EXERCISE REQUIREMENTS ▸
Look through the listing and locate every line containing the word "frame"; copy those lines.

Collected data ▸
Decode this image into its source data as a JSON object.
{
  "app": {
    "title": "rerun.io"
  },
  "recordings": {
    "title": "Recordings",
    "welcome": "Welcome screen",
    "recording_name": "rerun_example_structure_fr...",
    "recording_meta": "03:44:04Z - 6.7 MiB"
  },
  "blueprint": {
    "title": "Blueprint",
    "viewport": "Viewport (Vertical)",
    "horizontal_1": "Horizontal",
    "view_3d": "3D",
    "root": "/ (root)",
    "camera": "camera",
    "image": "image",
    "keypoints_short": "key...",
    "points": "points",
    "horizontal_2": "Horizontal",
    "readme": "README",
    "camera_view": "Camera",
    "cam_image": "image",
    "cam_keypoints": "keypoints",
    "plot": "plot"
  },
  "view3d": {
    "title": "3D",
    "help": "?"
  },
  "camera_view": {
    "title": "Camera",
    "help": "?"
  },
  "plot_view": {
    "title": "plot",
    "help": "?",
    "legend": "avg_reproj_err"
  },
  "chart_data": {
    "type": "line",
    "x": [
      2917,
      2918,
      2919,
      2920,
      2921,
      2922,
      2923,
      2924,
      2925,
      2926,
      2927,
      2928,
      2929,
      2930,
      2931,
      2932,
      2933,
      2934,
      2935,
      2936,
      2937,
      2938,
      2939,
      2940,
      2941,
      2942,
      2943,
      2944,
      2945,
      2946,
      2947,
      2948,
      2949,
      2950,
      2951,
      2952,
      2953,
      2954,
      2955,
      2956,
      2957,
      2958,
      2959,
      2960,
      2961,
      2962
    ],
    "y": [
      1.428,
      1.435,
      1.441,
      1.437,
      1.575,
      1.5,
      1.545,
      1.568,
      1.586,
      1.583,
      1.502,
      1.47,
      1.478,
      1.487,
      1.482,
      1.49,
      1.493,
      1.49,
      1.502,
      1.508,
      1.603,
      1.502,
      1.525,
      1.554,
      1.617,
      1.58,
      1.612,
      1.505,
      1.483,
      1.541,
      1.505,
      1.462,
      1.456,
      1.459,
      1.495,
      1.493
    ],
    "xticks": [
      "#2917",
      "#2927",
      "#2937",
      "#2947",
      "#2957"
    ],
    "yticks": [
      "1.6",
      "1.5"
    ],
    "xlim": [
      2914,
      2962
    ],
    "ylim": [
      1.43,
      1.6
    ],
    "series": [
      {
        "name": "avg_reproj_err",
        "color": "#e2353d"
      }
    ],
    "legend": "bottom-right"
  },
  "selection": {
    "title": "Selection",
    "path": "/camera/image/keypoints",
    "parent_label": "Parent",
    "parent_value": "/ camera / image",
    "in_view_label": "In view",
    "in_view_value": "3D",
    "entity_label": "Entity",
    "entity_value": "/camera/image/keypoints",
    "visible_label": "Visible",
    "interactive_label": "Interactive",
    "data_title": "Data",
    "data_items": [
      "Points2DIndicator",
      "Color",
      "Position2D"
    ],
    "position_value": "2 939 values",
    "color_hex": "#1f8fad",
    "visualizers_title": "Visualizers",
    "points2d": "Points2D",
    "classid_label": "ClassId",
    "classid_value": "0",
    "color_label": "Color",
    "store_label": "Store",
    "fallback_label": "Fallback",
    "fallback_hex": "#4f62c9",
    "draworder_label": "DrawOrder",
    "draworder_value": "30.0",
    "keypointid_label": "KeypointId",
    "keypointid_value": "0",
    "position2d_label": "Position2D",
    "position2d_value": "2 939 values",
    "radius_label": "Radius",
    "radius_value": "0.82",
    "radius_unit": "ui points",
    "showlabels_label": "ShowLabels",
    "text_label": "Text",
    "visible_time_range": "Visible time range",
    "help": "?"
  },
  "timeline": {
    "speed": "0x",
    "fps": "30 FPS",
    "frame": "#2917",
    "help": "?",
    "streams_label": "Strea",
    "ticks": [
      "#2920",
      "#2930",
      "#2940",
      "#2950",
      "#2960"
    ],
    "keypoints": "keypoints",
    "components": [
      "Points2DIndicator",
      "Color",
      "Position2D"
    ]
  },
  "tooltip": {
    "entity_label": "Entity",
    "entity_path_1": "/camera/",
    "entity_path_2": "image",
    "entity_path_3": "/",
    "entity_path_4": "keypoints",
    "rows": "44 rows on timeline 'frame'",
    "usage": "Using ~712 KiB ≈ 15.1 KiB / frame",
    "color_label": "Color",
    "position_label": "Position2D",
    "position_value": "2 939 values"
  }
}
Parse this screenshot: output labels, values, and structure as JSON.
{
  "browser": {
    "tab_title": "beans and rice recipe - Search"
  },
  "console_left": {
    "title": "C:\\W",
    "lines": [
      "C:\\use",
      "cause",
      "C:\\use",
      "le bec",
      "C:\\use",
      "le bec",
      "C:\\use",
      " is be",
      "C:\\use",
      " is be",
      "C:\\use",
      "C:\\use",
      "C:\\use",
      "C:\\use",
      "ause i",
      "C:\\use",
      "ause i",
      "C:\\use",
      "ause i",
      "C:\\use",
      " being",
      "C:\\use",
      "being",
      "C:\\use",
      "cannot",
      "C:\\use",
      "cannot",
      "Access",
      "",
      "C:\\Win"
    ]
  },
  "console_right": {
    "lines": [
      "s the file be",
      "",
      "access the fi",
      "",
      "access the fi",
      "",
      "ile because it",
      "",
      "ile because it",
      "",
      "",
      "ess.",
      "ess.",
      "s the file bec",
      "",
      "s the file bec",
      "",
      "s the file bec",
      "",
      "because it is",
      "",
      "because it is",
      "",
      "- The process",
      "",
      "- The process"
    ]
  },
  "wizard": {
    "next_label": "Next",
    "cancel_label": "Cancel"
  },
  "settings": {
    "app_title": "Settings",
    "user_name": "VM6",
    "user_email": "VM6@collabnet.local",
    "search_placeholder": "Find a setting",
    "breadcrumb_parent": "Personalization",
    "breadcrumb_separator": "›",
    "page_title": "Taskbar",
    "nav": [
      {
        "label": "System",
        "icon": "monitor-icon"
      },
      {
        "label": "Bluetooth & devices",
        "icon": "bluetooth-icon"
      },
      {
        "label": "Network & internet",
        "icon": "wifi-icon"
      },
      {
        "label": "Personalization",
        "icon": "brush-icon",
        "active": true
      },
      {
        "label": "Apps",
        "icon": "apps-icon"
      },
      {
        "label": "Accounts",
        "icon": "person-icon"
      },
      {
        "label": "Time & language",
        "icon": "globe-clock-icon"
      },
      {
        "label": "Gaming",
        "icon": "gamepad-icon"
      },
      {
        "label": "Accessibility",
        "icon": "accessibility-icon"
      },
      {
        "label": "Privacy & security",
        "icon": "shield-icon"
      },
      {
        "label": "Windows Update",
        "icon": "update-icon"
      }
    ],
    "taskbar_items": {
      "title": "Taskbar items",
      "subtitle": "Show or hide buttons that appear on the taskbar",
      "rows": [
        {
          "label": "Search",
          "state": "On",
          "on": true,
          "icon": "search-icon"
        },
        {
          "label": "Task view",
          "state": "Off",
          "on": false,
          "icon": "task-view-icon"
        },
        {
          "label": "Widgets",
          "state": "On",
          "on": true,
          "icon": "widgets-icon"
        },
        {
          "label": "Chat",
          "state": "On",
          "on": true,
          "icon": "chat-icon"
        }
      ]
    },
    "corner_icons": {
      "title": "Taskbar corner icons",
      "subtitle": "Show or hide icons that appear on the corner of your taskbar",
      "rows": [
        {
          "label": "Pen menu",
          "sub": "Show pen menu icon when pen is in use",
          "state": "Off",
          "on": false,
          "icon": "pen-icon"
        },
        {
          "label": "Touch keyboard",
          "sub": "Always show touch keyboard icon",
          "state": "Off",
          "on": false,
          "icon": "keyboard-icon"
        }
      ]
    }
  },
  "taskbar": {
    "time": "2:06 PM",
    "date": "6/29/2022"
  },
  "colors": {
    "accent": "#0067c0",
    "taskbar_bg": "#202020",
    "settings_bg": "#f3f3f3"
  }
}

RESPONSE TO THIS TASK ▸
    "frame": "#2917",
    "rows": "44 rows on timeline 'frame'",
    "usage": "Using ~712 KiB ≈ 15.1 KiB / frame",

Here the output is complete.